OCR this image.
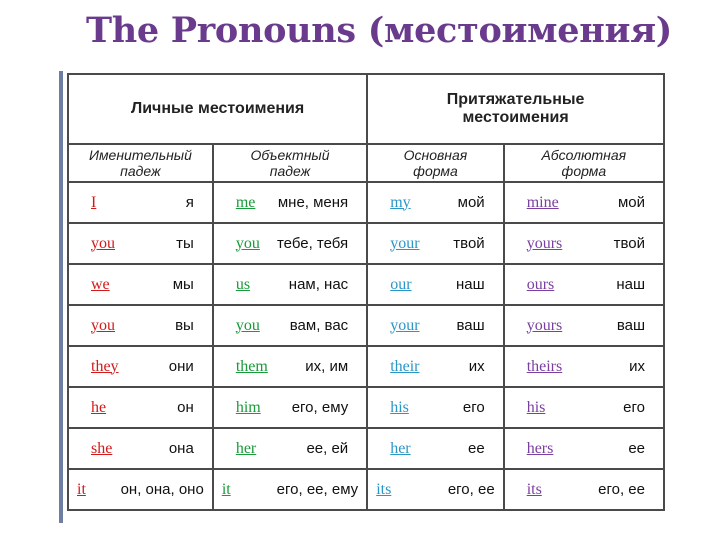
The Pronouns (местоимения)
Личные местоимения		Притяжательные местоимения	

Именительный падеж	Объектный падеж	Основная форма	Абсолютная форма

I я	me мне, меня	my мой	mine мой

you ты	you тебе, тебя	your твой	yours твой

we мы	us нам, нас	our наш	ours наш

you вы	you вам, вас	your ваш	yours ваш

they они	them их, им	their их	theirs их

he он	him его, ему	his его	his его

she она	her ее, ей	her ее	hers ее

it он, она, оно	it его, ее, ему	its его, ее	its его, ее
- - -
▸ **INSTRUCTIONS FOR THE TASK**: Transcribe the listing in full and omit the pictures.

▸ **RESPONSE BELOW**:
OCR this image.
The Pronouns (местоимения)
Личные местоимения		Притяжательные местоимения	

Именительный падеж	Объектный падеж	Основная форма	Абсолютная форма

I я	me мне, меня	my мой	mine мой

you ты	you тебе, тебя	your твой	yours твой

we мы	us нам, нас	our наш	ours наш

you вы	you вам, вас	your ваш	yours ваш

they они	them их, им	their их	theirs их

he он	him его, ему	his его	his его

she она	her ее, ей	her ее	hers ее

it он, она, оно	it его, ее, ему	its его, ее	its его, ее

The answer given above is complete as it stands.